[Excerpt from a dataset]

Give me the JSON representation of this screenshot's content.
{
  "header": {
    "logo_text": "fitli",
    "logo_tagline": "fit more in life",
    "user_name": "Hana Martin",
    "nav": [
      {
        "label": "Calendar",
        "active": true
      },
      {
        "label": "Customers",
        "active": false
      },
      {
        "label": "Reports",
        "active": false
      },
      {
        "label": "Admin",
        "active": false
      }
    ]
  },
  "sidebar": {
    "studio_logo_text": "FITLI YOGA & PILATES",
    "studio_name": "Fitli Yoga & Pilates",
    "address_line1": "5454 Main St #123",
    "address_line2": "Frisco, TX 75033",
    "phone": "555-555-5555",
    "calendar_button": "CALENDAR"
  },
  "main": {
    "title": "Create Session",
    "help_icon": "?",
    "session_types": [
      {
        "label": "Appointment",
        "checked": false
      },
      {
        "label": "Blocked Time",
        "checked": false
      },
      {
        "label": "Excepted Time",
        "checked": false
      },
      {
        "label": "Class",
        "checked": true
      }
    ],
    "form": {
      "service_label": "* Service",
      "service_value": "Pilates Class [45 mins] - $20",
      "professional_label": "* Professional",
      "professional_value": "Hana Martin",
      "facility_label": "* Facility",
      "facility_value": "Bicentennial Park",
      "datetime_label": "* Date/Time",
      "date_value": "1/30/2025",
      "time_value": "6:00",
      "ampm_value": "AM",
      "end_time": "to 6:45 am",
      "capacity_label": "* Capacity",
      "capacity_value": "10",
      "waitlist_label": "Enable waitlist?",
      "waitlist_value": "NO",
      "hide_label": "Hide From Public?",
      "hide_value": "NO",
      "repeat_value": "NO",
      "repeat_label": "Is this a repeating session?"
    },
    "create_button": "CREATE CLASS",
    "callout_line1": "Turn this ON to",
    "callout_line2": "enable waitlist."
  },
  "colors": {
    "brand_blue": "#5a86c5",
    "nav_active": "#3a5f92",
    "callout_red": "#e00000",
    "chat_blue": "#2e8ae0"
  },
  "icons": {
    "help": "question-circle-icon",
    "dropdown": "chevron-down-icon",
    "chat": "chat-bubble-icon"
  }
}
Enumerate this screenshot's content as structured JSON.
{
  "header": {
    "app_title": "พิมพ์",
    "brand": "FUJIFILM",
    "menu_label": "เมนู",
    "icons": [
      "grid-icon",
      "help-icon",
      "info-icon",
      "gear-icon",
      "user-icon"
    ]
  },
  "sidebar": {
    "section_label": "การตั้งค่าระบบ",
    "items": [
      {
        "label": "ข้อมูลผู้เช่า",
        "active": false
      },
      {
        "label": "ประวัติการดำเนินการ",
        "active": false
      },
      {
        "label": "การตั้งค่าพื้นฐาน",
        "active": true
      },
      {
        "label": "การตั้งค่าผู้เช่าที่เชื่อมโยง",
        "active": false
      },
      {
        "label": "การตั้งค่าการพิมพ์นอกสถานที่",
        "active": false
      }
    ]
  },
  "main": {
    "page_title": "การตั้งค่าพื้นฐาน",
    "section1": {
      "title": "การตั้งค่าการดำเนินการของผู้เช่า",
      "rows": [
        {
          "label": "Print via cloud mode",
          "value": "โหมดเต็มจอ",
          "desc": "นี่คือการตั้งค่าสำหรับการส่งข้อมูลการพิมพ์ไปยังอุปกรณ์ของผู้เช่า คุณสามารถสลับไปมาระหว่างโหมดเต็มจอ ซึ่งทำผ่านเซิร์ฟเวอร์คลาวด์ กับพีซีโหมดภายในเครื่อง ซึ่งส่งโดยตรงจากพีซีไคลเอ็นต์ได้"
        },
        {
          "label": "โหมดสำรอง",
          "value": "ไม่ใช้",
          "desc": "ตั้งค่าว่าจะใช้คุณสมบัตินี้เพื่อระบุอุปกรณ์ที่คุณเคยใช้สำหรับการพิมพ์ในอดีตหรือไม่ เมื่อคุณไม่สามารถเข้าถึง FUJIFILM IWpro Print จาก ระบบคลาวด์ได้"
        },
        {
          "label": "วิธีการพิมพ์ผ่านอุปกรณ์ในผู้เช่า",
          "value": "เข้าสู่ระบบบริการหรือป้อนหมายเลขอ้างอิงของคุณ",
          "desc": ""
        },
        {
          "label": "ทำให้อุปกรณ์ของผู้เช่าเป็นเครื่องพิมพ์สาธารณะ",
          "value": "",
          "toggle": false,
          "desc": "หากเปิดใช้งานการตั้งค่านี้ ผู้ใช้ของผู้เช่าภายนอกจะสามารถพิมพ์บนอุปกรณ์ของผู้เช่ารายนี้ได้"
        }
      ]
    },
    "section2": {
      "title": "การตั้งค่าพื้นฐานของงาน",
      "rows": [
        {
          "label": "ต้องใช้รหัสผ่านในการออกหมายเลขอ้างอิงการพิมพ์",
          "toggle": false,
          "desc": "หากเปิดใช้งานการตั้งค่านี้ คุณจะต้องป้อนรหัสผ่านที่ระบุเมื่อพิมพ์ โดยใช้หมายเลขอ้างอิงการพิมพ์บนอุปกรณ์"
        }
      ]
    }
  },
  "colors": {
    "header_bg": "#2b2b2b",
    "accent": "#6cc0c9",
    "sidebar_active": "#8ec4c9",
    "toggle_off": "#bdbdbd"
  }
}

> **Task brief**
Scan the lines for the string "screenshot". Pick out every line that has it.

> **Exercise solution**
Give me the JSON representation of this screenshot's content.
Enumerate this screenshot's content as structured JSON.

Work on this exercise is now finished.